** Start of Material supplied **
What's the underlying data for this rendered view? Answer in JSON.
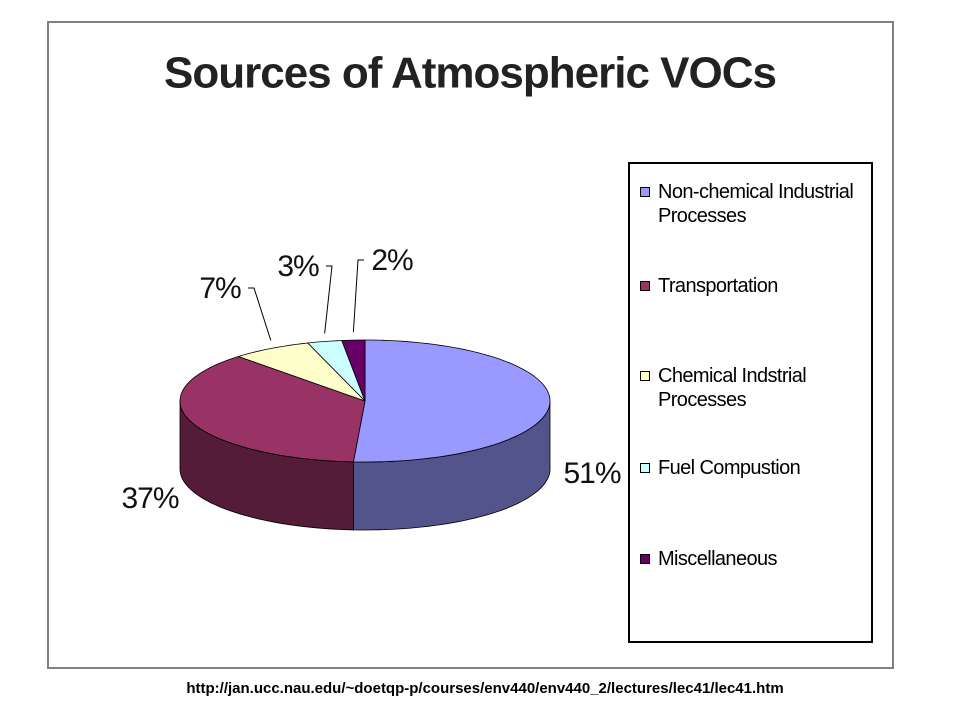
{
  "chart_data": {
    "type": "pie3d",
    "title": "Sources of Atmospheric VOCs",
    "categories": [
      "Non-chemical Industrial Processes",
      "Transportation",
      "Chemical Indstrial Processes",
      "Fuel Compustion",
      "Miscellaneous"
    ],
    "values": [
      51,
      37,
      7,
      3,
      2
    ],
    "value_labels": [
      "51%",
      "37%",
      "7%",
      "3%",
      "2%"
    ],
    "colors": [
      "#9999ff",
      "#993366",
      "#ffffcc",
      "#ccffff",
      "#660066"
    ],
    "legend": "right",
    "source": "http://jan.ucc.nau.edu/~doetqp-p/courses/env440/env440_2/lectures/lec41/lec41.htm"
  }
}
** End of Material supplied **
__Written task__. Print the complete listing exactly as it stands, without its pictures.

__Output for this task__.
What's the underlying data for this rendered view? Answer in JSON.
{
  "chart_data": {
    "type": "pie3d",
    "title": "Sources of Atmospheric VOCs",
    "categories": [
      "Non-chemical Industrial Processes",
      "Transportation",
      "Chemical Indstrial Processes",
      "Fuel Compustion",
      "Miscellaneous"
    ],
    "values": [
      51,
      37,
      7,
      3,
      2
    ],
    "value_labels": [
      "51%",
      "37%",
      "7%",
      "3%",
      "2%"
    ],
    "colors": [
      "#9999ff",
      "#993366",
      "#ffffcc",
      "#ccffff",
      "#660066"
    ],
    "legend": "right",
    "source": "http://jan.ucc.nau.edu/~doetqp-p/courses/env440/env440_2/lectures/lec41/lec41.htm"
  }
}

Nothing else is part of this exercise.